[Dataset entries]
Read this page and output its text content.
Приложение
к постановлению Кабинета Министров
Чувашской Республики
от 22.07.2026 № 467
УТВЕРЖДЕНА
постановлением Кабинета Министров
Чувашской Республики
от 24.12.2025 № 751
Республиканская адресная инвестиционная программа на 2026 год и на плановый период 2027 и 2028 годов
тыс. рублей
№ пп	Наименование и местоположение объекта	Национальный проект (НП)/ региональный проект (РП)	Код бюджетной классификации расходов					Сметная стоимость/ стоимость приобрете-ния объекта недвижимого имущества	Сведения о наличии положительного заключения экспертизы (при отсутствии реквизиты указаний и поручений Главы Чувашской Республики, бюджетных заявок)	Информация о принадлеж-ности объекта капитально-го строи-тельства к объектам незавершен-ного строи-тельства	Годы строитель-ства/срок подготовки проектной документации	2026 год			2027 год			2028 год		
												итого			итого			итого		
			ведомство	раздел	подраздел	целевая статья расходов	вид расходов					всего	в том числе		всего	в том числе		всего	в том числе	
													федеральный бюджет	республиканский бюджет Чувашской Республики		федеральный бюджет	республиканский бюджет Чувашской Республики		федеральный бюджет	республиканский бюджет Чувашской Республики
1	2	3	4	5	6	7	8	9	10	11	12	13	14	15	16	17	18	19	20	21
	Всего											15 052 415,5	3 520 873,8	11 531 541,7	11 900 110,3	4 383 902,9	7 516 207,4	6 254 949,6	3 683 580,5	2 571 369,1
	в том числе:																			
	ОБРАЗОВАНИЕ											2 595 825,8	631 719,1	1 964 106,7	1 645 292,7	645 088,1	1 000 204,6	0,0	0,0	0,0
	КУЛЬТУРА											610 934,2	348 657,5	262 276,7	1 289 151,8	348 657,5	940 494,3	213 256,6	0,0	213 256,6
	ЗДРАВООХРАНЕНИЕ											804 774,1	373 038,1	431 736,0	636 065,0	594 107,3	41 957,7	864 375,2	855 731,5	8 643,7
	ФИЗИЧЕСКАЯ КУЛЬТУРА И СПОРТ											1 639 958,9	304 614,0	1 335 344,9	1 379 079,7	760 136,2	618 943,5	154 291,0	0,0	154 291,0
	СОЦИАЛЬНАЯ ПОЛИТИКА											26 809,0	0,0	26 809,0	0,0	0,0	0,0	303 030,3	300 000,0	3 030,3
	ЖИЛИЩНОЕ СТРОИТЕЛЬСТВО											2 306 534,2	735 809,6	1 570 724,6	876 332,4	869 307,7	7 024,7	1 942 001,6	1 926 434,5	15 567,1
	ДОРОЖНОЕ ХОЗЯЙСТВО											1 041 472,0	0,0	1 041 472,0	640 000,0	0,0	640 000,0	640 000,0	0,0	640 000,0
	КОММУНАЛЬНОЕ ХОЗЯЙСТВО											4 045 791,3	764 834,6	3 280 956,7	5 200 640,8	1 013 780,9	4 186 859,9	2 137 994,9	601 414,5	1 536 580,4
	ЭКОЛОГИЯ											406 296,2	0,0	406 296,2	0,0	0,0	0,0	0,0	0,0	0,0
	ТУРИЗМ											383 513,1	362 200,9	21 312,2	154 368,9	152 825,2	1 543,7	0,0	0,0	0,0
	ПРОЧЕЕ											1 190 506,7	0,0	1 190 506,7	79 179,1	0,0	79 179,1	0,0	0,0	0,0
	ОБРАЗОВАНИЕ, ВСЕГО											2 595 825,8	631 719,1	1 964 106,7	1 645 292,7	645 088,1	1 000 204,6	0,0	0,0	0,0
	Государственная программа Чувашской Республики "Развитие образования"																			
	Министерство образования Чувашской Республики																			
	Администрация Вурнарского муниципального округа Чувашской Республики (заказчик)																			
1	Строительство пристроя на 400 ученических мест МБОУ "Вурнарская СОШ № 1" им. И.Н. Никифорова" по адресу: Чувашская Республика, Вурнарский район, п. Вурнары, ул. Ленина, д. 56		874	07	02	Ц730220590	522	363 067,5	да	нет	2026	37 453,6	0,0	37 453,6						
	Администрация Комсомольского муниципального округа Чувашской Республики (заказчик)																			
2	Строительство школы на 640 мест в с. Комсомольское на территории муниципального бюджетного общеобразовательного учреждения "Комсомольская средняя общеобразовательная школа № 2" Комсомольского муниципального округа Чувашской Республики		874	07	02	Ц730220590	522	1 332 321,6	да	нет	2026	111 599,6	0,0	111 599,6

WHAT THE TASK ASKS
Repeat the entries above exactly, leaving nothing out.

FINISHED TASK
Read this page and output its text content.
Приложение
к постановлению Кабинета Министров
Чувашской Республики
от 22.07.2026 № 467
УТВЕРЖДЕНА
постановлением Кабинета Министров
Чувашской Республики
от 24.12.2025 № 751
Республиканская адресная инвестиционная программа на 2026 год и на плановый период 2027 и 2028 годов
тыс. рублей
№ пп	Наименование и местоположение объекта	Национальный проект (НП)/ региональный проект (РП)	Код бюджетной классификации расходов					Сметная стоимость/ стоимость приобрете-ния объекта недвижимого имущества	Сведения о наличии положительного заключения экспертизы (при отсутствии реквизиты указаний и поручений Главы Чувашской Республики, бюджетных заявок)	Информация о принадлеж-ности объекта капитально-го строи-тельства к объектам незавершен-ного строи-тельства	Годы строитель-ства/срок подготовки проектной документации	2026 год			2027 год			2028 год		
												итого			итого			итого		
			ведомство	раздел	подраздел	целевая статья расходов	вид расходов					всего	в том числе		всего	в том числе		всего	в том числе	
													федеральный бюджет	республиканский бюджет Чувашской Республики		федеральный бюджет	республиканский бюджет Чувашской Республики		федеральный бюджет	республиканский бюджет Чувашской Республики
1	2	3	4	5	6	7	8	9	10	11	12	13	14	15	16	17	18	19	20	21
	Всего											15 052 415,5	3 520 873,8	11 531 541,7	11 900 110,3	4 383 902,9	7 516 207,4	6 254 949,6	3 683 580,5	2 571 369,1
	в том числе:																			
	ОБРАЗОВАНИЕ											2 595 825,8	631 719,1	1 964 106,7	1 645 292,7	645 088,1	1 000 204,6	0,0	0,0	0,0
	КУЛЬТУРА											610 934,2	348 657,5	262 276,7	1 289 151,8	348 657,5	940 494,3	213 256,6	0,0	213 256,6
	ЗДРАВООХРАНЕНИЕ											804 774,1	373 038,1	431 736,0	636 065,0	594 107,3	41 957,7	864 375,2	855 731,5	8 643,7
	ФИЗИЧЕСКАЯ КУЛЬТУРА И СПОРТ											1 639 958,9	304 614,0	1 335 344,9	1 379 079,7	760 136,2	618 943,5	154 291,0	0,0	154 291,0
	СОЦИАЛЬНАЯ ПОЛИТИКА											26 809,0	0,0	26 809,0	0,0	0,0	0,0	303 030,3	300 000,0	3 030,3
	ЖИЛИЩНОЕ СТРОИТЕЛЬСТВО											2 306 534,2	735 809,6	1 570 724,6	876 332,4	869 307,7	7 024,7	1 942 001,6	1 926 434,5	15 567,1
	ДОРОЖНОЕ ХОЗЯЙСТВО											1 041 472,0	0,0	1 041 472,0	640 000,0	0,0	640 000,0	640 000,0	0,0	640 000,0
	КОММУНАЛЬНОЕ ХОЗЯЙСТВО											4 045 791,3	764 834,6	3 280 956,7	5 200 640,8	1 013 780,9	4 186 859,9	2 137 994,9	601 414,5	1 536 580,4
	ЭКОЛОГИЯ											406 296,2	0,0	406 296,2	0,0	0,0	0,0	0,0	0,0	0,0
	ТУРИЗМ											383 513,1	362 200,9	21 312,2	154 368,9	152 825,2	1 543,7	0,0	0,0	0,0
	ПРОЧЕЕ											1 190 506,7	0,0	1 190 506,7	79 179,1	0,0	79 179,1	0,0	0,0	0,0
	ОБРАЗОВАНИЕ, ВСЕГО											2 595 825,8	631 719,1	1 964 106,7	1 645 292,7	645 088,1	1 000 204,6	0,0	0,0	0,0
	Государственная программа Чувашской Республики "Развитие образования"																			
	Министерство образования Чувашской Республики																			
	Администрация Вурнарского муниципального округа Чувашской Республики (заказчик)																			
1	Строительство пристроя на 400 ученических мест МБОУ "Вурнарская СОШ № 1" им. И.Н. Никифорова" по адресу: Чувашская Республика, Вурнарский район, п. Вурнары, ул. Ленина, д. 56		874	07	02	Ц730220590	522	363 067,5	да	нет	2026	37 453,6	0,0	37 453,6						
	Администрация Комсомольского муниципального округа Чувашской Республики (заказчик)																			
2	Строительство школы на 640 мест в с. Комсомольское на территории муниципального бюджетного общеобразовательного учреждения "Комсомольская средняя общеобразовательная школа № 2" Комсомольского муниципального округа Чувашской Республики		874	07	02	Ц730220590	522	1 332 321,6	да	нет	2026	111 599,6	0,0	111 599,6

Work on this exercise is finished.